Dataset items:
################

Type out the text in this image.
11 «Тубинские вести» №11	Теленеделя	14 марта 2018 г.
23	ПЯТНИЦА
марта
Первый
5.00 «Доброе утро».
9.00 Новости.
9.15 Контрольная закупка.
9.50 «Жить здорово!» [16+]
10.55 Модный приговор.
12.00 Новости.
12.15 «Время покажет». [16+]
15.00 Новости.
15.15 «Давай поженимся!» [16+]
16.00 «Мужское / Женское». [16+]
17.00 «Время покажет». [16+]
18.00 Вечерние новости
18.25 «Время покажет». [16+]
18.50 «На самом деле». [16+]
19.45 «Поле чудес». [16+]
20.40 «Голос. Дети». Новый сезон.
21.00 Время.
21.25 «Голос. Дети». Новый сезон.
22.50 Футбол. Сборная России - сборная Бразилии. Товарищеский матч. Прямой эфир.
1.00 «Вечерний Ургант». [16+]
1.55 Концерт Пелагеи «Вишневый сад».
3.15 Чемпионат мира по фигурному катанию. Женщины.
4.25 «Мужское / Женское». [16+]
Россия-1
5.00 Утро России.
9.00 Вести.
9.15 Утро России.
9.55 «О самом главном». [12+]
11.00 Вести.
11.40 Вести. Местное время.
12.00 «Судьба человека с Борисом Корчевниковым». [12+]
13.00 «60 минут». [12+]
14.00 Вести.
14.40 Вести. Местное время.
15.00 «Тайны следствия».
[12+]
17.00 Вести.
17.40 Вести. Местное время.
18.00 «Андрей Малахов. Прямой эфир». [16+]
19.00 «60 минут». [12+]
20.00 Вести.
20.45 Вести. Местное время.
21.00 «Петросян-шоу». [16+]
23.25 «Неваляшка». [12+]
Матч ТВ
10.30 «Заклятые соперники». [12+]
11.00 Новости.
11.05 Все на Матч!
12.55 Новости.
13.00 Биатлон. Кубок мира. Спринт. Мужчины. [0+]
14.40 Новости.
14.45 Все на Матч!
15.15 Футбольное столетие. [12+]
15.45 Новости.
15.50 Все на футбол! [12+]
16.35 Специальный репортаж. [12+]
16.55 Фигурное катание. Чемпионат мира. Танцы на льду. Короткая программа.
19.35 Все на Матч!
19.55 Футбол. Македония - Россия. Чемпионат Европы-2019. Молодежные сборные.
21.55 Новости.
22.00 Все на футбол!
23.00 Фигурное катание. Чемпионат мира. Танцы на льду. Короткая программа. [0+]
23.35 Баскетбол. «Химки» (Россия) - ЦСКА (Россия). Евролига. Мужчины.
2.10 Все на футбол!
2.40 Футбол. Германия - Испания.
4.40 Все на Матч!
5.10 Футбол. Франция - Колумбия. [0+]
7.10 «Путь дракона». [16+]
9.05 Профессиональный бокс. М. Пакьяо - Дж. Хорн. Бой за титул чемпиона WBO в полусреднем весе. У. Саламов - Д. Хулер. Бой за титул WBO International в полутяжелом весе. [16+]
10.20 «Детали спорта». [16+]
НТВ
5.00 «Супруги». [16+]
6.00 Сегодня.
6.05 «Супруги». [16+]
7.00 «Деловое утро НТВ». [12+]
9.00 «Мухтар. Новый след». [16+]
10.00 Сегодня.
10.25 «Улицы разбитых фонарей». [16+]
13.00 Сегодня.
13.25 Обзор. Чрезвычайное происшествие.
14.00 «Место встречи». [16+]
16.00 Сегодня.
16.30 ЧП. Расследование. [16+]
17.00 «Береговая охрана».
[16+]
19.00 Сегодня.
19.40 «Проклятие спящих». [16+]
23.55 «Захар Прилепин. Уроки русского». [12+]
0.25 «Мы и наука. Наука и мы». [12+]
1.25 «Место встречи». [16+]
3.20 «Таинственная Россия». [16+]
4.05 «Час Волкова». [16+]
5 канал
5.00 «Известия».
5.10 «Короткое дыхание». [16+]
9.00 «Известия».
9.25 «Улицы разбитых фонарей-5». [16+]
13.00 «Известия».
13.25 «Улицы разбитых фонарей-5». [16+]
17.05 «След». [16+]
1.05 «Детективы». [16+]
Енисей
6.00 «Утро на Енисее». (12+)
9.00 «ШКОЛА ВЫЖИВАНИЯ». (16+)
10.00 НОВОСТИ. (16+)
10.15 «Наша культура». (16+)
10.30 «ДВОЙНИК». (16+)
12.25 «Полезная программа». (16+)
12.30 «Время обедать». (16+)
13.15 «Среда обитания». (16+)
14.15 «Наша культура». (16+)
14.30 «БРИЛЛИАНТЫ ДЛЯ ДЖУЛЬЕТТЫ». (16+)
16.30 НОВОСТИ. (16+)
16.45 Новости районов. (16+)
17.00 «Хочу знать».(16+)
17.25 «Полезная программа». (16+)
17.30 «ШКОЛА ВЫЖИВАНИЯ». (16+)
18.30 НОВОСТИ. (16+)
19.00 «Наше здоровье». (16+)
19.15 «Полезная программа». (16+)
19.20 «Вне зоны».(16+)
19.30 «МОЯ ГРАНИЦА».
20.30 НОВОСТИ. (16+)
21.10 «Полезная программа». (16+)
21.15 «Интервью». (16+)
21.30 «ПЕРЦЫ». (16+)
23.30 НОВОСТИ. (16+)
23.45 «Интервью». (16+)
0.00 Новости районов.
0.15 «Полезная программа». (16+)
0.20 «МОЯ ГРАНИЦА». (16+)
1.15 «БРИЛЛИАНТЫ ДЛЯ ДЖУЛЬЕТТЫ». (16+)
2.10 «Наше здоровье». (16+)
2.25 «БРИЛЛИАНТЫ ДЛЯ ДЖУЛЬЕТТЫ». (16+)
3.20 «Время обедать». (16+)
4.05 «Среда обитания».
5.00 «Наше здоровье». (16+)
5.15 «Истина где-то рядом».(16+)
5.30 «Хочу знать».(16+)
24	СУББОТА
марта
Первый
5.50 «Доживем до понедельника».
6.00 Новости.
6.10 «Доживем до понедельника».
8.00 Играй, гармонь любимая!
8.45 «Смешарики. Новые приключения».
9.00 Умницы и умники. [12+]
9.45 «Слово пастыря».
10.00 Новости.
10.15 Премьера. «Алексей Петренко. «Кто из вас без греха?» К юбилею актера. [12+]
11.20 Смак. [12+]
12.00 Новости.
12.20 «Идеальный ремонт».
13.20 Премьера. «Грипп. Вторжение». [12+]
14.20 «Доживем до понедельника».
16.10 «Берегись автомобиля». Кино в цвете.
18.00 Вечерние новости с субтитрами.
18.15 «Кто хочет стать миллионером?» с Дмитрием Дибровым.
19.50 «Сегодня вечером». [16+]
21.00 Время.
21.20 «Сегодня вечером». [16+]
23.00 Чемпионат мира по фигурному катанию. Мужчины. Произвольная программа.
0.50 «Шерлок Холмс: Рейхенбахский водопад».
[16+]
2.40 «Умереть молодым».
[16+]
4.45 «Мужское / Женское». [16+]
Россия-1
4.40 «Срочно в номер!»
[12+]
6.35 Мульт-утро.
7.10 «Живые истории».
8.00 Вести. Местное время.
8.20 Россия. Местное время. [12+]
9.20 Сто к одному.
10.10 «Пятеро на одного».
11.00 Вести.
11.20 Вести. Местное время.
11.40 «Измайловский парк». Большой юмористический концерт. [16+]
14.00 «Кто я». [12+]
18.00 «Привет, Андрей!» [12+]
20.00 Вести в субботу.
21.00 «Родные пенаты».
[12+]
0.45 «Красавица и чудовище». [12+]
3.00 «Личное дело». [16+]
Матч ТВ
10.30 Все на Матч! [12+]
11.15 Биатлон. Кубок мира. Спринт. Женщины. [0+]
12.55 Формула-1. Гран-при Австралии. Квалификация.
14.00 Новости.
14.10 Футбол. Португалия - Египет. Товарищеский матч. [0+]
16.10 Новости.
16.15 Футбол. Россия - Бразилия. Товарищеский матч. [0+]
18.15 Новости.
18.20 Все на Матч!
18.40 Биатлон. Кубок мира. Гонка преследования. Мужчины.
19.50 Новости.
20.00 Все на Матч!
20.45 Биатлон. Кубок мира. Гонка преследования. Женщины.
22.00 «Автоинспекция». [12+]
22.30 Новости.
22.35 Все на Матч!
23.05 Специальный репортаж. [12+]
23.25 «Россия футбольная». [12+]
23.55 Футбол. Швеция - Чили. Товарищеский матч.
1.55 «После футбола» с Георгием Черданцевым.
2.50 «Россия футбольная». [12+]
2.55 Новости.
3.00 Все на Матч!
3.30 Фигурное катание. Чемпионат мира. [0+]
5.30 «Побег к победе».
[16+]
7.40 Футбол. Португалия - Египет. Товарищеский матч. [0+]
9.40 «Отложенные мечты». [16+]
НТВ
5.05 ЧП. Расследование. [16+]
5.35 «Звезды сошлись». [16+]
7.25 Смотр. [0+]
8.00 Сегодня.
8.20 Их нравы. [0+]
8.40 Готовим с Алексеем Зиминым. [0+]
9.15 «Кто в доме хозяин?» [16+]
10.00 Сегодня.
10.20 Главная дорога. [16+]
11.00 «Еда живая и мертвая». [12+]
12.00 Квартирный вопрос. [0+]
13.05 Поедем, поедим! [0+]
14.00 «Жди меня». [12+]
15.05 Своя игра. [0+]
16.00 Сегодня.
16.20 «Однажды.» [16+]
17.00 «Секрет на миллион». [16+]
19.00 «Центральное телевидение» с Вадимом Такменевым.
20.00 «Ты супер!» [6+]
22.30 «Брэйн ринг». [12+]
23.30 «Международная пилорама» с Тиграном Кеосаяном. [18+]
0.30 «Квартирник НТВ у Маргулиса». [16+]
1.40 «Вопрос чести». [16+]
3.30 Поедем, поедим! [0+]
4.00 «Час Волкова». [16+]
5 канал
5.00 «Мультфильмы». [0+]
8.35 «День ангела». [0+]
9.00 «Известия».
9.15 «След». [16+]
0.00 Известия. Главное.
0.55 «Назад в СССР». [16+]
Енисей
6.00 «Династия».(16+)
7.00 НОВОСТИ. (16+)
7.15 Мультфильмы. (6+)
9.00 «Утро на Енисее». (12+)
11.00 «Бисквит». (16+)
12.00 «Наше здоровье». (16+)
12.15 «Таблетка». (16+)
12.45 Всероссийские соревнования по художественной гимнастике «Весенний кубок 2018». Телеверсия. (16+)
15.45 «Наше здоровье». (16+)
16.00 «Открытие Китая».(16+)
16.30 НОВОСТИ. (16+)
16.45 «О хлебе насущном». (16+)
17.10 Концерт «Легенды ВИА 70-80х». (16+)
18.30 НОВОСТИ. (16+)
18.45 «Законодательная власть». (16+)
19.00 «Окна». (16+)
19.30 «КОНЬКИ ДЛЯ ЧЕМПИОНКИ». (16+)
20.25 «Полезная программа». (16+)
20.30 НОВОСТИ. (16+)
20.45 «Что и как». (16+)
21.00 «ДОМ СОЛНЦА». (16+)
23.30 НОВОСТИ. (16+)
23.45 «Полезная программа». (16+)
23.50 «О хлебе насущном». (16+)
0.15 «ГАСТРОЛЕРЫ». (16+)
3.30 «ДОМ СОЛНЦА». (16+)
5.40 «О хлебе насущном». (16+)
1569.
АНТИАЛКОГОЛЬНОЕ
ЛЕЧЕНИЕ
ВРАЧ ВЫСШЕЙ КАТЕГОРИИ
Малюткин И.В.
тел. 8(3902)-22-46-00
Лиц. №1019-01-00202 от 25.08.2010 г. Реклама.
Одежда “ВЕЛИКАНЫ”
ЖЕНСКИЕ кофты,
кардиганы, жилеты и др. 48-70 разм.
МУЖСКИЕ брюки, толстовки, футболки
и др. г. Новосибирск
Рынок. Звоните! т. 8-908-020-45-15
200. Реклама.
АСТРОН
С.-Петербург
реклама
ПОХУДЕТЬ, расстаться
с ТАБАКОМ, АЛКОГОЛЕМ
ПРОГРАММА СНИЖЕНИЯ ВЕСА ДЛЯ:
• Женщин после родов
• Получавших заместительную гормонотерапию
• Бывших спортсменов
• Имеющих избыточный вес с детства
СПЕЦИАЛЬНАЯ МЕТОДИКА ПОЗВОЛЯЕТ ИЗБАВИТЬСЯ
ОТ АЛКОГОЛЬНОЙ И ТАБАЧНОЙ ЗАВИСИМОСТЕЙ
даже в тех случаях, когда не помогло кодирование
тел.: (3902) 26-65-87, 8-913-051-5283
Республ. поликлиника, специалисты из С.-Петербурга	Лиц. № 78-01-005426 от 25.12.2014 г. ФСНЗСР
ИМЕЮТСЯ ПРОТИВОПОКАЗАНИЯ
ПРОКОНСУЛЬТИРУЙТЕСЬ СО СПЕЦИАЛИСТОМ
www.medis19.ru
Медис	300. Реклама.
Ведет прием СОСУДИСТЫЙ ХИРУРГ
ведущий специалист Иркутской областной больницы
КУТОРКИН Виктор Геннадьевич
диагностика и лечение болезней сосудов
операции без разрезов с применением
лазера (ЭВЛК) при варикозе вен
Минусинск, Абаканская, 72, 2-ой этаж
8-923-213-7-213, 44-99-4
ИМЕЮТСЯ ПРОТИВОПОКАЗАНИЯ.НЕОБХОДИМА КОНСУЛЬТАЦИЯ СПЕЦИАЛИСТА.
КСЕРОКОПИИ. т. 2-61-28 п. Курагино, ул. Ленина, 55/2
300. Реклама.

################

◆ Instructions to follow ◆
Report all lines of the data above that include the string "льду".

◆ Result of this task ◆
16.55 Фигурное катание. Чемпионат мира. Танцы на льду. Короткая программа.
23.00 Фигурное катание. Чемпионат мира. Танцы на льду. Короткая программа. [0+]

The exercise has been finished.